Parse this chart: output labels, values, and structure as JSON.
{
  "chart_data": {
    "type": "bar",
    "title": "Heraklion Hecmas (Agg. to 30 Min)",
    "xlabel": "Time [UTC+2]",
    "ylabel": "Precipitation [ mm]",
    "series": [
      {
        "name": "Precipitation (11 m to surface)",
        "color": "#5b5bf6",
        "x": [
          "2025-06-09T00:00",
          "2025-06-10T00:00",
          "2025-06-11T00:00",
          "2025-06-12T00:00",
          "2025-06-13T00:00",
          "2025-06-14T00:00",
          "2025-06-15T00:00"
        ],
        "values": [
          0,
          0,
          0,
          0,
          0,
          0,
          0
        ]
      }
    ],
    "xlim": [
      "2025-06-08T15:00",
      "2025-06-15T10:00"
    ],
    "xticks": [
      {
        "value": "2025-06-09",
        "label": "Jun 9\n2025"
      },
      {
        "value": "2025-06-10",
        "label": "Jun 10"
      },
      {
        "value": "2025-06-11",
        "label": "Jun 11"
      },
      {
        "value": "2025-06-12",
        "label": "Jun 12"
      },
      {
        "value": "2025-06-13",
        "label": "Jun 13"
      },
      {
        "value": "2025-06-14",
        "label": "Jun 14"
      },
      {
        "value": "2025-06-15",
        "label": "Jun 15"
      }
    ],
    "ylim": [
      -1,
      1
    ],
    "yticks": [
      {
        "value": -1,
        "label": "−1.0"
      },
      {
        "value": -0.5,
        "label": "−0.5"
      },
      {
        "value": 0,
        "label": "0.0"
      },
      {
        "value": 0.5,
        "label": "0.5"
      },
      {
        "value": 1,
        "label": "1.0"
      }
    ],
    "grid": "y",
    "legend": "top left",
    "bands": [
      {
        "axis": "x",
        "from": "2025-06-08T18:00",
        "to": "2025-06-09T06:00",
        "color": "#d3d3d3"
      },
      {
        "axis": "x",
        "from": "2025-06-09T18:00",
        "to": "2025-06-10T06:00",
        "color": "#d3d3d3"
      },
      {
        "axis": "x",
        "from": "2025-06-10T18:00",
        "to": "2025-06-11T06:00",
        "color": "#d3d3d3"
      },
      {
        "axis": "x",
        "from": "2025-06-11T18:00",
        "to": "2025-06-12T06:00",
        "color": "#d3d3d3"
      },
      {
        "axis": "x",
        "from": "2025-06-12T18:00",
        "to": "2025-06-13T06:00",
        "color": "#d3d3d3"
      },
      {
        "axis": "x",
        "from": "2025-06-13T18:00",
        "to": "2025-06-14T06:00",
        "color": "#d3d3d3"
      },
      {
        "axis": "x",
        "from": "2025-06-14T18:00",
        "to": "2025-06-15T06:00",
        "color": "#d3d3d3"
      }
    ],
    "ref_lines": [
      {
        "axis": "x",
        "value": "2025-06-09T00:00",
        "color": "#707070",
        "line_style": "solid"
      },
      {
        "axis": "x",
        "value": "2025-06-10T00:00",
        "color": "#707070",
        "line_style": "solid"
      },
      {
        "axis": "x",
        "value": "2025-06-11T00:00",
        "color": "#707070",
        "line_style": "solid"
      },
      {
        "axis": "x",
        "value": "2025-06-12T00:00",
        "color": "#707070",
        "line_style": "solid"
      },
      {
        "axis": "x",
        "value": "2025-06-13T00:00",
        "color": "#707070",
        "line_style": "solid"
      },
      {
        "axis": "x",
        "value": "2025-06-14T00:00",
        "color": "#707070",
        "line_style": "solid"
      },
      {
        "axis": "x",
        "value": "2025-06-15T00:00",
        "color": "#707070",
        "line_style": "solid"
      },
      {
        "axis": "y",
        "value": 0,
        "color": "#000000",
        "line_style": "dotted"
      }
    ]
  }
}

· · · · ·

Find the lines above that include the string "from" and copy them.

        "from": "2025-06-08T18:00",
        "from": "2025-06-09T18:00",
        "from": "2025-06-10T18:00",
        "from": "2025-06-11T18:00",
        "from": "2025-06-12T18:00",
        "from": "2025-06-13T18:00",
        "from": "2025-06-14T18:00",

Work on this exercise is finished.